### WHAT YOU WILL DO
Please pull out every line that includes the string "Back".

### THE RECORDS

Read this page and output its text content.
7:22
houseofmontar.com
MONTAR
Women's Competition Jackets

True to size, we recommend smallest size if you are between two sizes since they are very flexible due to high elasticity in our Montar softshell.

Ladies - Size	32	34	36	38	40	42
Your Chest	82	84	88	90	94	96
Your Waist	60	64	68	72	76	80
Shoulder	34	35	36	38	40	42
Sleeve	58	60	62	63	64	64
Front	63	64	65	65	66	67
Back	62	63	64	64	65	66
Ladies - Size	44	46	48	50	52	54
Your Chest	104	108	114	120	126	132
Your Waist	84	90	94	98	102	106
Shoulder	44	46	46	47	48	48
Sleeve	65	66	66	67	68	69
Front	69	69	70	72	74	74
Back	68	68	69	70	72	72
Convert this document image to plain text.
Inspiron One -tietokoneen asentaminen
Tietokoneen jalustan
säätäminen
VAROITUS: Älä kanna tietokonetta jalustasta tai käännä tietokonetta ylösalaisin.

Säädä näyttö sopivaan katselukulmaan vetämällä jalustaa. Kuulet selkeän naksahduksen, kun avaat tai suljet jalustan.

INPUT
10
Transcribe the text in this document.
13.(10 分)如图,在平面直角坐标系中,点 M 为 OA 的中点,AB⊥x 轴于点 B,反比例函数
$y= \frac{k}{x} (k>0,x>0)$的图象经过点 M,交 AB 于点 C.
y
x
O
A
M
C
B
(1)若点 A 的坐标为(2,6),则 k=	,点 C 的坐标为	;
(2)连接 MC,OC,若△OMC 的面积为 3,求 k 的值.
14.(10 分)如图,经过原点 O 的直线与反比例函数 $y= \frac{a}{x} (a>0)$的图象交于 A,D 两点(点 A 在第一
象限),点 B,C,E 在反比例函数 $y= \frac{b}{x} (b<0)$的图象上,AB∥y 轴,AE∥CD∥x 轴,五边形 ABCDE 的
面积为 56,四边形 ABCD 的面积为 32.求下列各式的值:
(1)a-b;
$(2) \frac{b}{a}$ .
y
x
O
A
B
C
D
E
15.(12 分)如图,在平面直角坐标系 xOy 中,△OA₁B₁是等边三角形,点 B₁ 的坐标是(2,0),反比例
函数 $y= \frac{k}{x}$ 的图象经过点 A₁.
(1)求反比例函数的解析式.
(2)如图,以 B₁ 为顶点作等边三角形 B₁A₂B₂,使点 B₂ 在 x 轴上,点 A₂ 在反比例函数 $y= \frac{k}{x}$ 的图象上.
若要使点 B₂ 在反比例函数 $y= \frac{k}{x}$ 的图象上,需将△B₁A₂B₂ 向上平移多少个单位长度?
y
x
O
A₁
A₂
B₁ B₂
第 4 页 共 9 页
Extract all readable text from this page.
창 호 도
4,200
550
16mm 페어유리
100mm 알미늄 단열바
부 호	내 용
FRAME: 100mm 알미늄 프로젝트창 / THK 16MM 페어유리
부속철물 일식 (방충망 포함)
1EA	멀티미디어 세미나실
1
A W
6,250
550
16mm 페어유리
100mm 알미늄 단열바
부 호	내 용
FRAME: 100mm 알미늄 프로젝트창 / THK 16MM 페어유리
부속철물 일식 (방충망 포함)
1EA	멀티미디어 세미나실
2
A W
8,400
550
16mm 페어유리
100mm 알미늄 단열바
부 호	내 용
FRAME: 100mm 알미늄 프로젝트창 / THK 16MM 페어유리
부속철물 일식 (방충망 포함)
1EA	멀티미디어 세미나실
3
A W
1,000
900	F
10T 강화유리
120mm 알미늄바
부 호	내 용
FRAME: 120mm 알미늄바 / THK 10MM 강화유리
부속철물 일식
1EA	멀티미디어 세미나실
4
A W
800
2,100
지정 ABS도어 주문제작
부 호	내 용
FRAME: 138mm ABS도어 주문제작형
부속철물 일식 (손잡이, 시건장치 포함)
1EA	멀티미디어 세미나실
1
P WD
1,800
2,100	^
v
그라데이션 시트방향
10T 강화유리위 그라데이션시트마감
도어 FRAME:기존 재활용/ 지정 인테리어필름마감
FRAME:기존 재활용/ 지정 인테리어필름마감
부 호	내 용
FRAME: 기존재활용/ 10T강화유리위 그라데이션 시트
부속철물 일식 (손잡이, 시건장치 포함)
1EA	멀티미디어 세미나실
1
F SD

### RESPONSE TO THIS TASK
Back	62	63	64	64	65	66
Back	68	68	69	70	72	72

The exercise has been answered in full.